[Challenge]:
Copy each line where the word "layoffs" occurs.
▽
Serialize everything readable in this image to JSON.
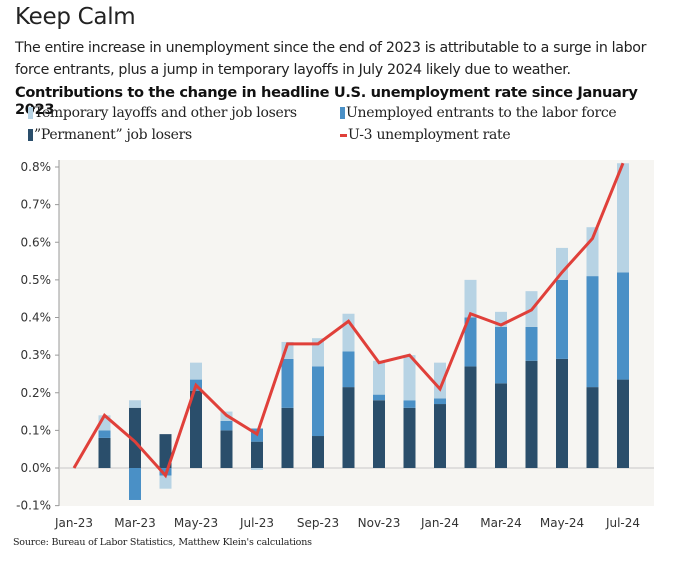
{
  "header": {
    "title": "Keep Calm",
    "subtitle": "The entire increase in unemployment since the end of 2023 is attributable to a surge in labor force entrants, plus a jump in temporary layoffs in July 2024 likely due to weather."
  },
  "source": "Source: Bureau of Labor Statistics, Matthew Klein's calculations",
  "colors": {
    "temporary": "#b7d3e4",
    "entrants": "#4a90c6",
    "permanent": "#2a4e6b",
    "line": "#e0403a",
    "plot_bg": "#f6f5f2",
    "axis": "#9a9a9a",
    "zero_line": "#c8c8c8"
  },
  "chart_data": {
    "type": "bar",
    "stacked": true,
    "title": "Contributions to the change in headline U.S. unemployment rate since January 2023",
    "xlabel": "",
    "ylabel": "",
    "ylim": [
      -0.1,
      0.8
    ],
    "yticks": [
      -0.1,
      0.0,
      0.1,
      0.2,
      0.3,
      0.4,
      0.5,
      0.6,
      0.7,
      0.8
    ],
    "ytick_labels": [
      "-0.1%",
      "0.0%",
      "0.1%",
      "0.2%",
      "0.3%",
      "0.4%",
      "0.5%",
      "0.6%",
      "0.7%",
      "0.8%"
    ],
    "categories": [
      "Jan-23",
      "Feb-23",
      "Mar-23",
      "Apr-23",
      "May-23",
      "Jun-23",
      "Jul-23",
      "Aug-23",
      "Sep-23",
      "Oct-23",
      "Nov-23",
      "Dec-23",
      "Jan-24",
      "Feb-24",
      "Mar-24",
      "Apr-24",
      "May-24",
      "Jun-24",
      "Jul-24"
    ],
    "xtick_labels": [
      "Jan-23",
      "Mar-23",
      "May-23",
      "Jul-23",
      "Sep-23",
      "Nov-23",
      "Jan-24",
      "Mar-24",
      "May-24",
      "Jul-24"
    ],
    "grid": false,
    "legend_position": "top",
    "legend": [
      {
        "key": "temporary",
        "label": "Temporary layoffs and other job losers"
      },
      {
        "key": "entrants",
        "label": "Unemployed entrants to the labor force"
      },
      {
        "key": "permanent",
        "label": "”Permanent” job losers"
      },
      {
        "key": "line",
        "label": "U-3 unemployment rate"
      }
    ],
    "series": [
      {
        "name": "”Permanent” job losers",
        "key": "permanent",
        "type": "bar",
        "values": [
          null,
          0.08,
          0.16,
          0.09,
          0.205,
          0.1,
          0.07,
          0.16,
          0.085,
          0.215,
          0.18,
          0.16,
          0.17,
          0.27,
          0.225,
          0.285,
          0.29,
          0.215,
          0.235
        ]
      },
      {
        "name": "Unemployed entrants to the labor force",
        "key": "entrants",
        "type": "bar",
        "values": [
          null,
          0.02,
          -0.085,
          -0.02,
          0.03,
          0.025,
          0.035,
          0.13,
          0.185,
          0.095,
          0.015,
          0.02,
          0.015,
          0.13,
          0.15,
          0.09,
          0.21,
          0.295,
          0.285
        ]
      },
      {
        "name": "Temporary layoffs and other job losers",
        "key": "temporary",
        "type": "bar",
        "values": [
          null,
          0.04,
          0.02,
          -0.035,
          0.045,
          0.025,
          -0.005,
          0.045,
          0.075,
          0.1,
          0.09,
          0.12,
          0.095,
          0.1,
          0.04,
          0.095,
          0.085,
          0.13,
          0.29
        ]
      },
      {
        "name": "U-3 unemployment rate",
        "key": "line",
        "type": "line",
        "values": [
          0.0,
          0.14,
          0.07,
          -0.02,
          0.22,
          0.14,
          0.09,
          0.33,
          0.33,
          0.39,
          0.28,
          0.3,
          0.21,
          0.41,
          0.38,
          0.42,
          0.52,
          0.61,
          0.81
        ]
      }
    ]
  }
}
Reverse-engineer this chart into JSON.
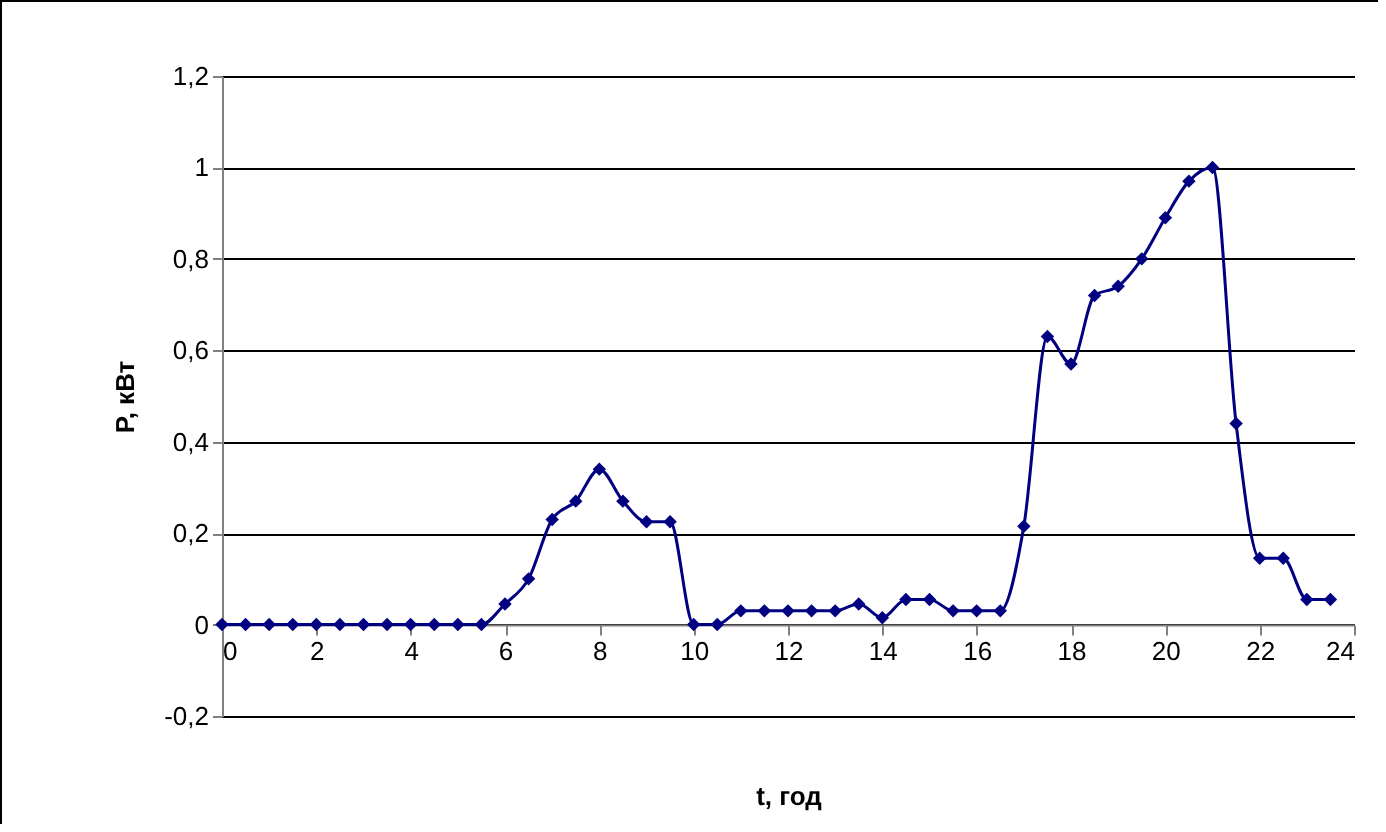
△
[Response to this exercise]:
    "subtitle": "The entire increase in unemployment since the end of 2023 is attributable to a surge in labor force entrants, plus a jump in temporary layoffs in July 2024 likely due to weather."
        "label": "Temporary layoffs and other job losers"
        "name": "Temporary layoffs and other job losers",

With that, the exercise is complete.